• YOUR TASK
Work out the number of lines containing "this". Give that number alone.

(Collected data)
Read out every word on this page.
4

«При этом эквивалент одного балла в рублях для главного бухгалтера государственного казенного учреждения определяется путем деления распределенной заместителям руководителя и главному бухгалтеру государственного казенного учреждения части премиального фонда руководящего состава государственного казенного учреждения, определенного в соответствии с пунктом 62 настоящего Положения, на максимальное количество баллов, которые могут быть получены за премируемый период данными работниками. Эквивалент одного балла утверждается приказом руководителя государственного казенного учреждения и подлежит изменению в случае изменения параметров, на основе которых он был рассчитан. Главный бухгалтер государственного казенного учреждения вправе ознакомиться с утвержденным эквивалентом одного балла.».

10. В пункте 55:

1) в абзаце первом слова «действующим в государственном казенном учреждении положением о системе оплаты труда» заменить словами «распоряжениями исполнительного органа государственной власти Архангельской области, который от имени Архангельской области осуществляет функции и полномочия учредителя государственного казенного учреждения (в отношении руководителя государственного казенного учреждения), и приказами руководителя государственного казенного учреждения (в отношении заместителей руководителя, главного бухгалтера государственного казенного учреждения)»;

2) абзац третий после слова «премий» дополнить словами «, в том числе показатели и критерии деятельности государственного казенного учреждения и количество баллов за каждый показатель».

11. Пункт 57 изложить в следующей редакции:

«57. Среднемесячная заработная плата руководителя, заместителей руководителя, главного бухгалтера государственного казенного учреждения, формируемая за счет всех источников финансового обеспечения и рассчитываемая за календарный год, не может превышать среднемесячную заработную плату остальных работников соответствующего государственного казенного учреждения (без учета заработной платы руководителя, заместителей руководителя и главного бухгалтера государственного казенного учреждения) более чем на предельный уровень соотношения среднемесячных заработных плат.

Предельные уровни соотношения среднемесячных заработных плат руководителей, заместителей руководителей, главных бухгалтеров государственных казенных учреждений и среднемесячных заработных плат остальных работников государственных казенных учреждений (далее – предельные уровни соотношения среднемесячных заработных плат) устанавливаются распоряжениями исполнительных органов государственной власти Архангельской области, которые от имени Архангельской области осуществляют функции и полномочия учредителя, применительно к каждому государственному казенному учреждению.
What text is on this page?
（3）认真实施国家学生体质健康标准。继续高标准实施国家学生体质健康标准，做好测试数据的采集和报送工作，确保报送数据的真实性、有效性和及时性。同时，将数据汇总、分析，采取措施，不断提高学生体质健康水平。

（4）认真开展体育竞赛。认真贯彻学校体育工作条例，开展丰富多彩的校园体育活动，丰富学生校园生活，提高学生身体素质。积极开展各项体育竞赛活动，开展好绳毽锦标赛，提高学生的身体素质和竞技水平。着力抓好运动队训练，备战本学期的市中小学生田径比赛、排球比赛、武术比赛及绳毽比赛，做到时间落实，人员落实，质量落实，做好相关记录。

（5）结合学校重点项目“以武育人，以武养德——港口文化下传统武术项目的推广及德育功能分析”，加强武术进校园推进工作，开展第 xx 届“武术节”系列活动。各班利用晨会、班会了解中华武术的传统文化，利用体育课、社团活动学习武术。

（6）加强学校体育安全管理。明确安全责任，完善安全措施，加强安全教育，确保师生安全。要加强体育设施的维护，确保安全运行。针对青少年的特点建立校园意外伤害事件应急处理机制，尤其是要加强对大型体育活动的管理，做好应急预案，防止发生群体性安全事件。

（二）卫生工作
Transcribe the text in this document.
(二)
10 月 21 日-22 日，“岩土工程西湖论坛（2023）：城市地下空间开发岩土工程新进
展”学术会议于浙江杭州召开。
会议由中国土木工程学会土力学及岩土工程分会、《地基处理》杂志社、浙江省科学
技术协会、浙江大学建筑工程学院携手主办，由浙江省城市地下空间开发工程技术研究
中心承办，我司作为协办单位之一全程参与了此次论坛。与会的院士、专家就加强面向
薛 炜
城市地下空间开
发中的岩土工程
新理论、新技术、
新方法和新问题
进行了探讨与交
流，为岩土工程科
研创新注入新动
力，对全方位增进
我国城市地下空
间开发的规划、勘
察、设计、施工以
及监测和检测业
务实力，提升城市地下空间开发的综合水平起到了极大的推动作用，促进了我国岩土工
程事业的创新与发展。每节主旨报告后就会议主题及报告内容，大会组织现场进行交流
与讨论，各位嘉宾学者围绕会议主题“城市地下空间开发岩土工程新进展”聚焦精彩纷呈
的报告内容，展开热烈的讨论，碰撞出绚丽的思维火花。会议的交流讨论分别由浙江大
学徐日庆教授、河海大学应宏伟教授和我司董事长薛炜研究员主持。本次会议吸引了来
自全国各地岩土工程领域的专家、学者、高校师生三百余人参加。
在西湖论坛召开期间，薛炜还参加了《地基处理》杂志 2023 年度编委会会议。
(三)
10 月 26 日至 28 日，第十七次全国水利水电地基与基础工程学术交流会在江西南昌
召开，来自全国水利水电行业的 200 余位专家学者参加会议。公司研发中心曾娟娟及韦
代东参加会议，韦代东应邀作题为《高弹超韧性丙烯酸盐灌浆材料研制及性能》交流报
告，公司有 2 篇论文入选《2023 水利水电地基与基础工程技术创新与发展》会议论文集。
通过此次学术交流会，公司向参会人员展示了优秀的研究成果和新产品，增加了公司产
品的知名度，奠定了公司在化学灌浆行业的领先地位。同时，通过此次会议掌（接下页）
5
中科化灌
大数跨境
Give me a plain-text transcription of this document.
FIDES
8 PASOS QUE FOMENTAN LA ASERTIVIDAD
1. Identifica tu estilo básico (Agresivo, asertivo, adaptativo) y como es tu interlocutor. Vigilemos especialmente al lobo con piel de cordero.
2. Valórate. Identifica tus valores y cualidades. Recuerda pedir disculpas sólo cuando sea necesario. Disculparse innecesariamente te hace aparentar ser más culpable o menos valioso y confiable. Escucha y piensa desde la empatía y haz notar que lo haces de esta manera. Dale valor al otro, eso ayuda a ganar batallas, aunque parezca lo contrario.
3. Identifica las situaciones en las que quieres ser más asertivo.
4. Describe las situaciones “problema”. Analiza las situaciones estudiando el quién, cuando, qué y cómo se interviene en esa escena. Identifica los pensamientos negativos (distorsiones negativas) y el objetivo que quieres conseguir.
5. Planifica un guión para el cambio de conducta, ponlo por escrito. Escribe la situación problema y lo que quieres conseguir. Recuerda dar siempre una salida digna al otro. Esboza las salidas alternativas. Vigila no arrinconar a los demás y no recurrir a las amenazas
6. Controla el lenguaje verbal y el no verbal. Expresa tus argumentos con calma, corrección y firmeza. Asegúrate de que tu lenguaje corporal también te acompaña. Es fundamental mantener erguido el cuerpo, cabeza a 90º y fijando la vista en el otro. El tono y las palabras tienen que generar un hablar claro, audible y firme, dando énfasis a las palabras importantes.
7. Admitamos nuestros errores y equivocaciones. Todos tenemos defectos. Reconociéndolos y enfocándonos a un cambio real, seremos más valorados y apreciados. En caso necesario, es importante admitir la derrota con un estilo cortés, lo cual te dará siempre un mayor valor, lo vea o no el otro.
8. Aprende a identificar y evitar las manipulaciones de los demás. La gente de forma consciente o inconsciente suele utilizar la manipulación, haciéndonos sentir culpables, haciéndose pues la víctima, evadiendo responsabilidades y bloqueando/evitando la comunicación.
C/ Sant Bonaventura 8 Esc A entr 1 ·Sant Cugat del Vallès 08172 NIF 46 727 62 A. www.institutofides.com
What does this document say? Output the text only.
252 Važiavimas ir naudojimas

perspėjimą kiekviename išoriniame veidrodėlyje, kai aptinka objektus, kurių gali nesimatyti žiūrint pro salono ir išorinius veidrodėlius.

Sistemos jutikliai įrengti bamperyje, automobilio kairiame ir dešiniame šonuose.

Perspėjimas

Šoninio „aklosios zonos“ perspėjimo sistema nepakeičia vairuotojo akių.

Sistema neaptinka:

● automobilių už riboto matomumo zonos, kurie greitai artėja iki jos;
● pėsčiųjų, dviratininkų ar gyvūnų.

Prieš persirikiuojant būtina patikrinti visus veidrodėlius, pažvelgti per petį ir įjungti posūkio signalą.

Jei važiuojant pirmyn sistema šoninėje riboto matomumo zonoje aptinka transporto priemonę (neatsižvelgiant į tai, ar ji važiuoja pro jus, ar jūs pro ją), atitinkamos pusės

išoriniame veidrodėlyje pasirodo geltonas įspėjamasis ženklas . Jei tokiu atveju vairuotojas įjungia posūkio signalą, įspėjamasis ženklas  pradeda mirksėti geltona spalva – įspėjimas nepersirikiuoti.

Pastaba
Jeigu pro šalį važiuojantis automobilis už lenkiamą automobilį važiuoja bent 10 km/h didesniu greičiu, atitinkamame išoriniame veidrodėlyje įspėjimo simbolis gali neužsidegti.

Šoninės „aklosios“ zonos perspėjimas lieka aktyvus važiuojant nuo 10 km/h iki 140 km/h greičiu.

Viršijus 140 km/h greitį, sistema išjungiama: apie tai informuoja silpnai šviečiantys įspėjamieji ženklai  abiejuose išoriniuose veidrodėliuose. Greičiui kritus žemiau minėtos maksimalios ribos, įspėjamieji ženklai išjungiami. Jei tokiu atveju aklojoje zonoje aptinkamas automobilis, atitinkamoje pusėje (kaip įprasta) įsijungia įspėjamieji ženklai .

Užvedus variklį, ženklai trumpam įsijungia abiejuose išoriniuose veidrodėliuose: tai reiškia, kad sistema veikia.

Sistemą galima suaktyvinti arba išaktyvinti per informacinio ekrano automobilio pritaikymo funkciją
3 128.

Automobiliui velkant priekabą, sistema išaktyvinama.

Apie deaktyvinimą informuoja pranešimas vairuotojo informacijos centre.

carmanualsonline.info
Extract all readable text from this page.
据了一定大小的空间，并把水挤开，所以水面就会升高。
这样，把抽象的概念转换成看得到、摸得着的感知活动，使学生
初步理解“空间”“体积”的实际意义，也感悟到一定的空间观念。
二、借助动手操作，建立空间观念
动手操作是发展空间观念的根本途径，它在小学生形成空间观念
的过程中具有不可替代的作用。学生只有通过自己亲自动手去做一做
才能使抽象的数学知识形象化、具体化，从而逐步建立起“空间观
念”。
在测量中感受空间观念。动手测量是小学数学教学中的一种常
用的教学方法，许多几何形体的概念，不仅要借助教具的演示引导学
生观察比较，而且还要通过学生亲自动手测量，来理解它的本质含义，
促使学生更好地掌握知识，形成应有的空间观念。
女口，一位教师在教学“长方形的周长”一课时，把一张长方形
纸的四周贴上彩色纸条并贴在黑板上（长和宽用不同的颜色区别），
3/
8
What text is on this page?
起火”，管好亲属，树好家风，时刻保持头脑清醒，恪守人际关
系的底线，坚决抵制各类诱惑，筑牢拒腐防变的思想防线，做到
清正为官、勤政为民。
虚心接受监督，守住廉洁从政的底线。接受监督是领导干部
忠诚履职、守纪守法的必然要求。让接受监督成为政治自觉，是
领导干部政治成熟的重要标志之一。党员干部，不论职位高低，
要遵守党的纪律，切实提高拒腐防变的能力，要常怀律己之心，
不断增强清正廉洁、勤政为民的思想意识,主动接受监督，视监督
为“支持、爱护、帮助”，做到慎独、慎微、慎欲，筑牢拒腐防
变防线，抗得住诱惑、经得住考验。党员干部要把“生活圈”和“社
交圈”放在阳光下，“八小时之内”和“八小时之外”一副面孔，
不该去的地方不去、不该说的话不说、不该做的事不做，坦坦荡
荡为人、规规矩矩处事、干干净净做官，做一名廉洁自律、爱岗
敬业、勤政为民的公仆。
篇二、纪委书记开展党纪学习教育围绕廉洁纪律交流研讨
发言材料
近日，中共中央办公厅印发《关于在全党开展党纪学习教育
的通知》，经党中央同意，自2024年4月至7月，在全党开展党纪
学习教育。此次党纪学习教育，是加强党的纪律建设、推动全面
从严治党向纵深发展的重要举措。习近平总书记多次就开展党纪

• TASK SOLUTION
7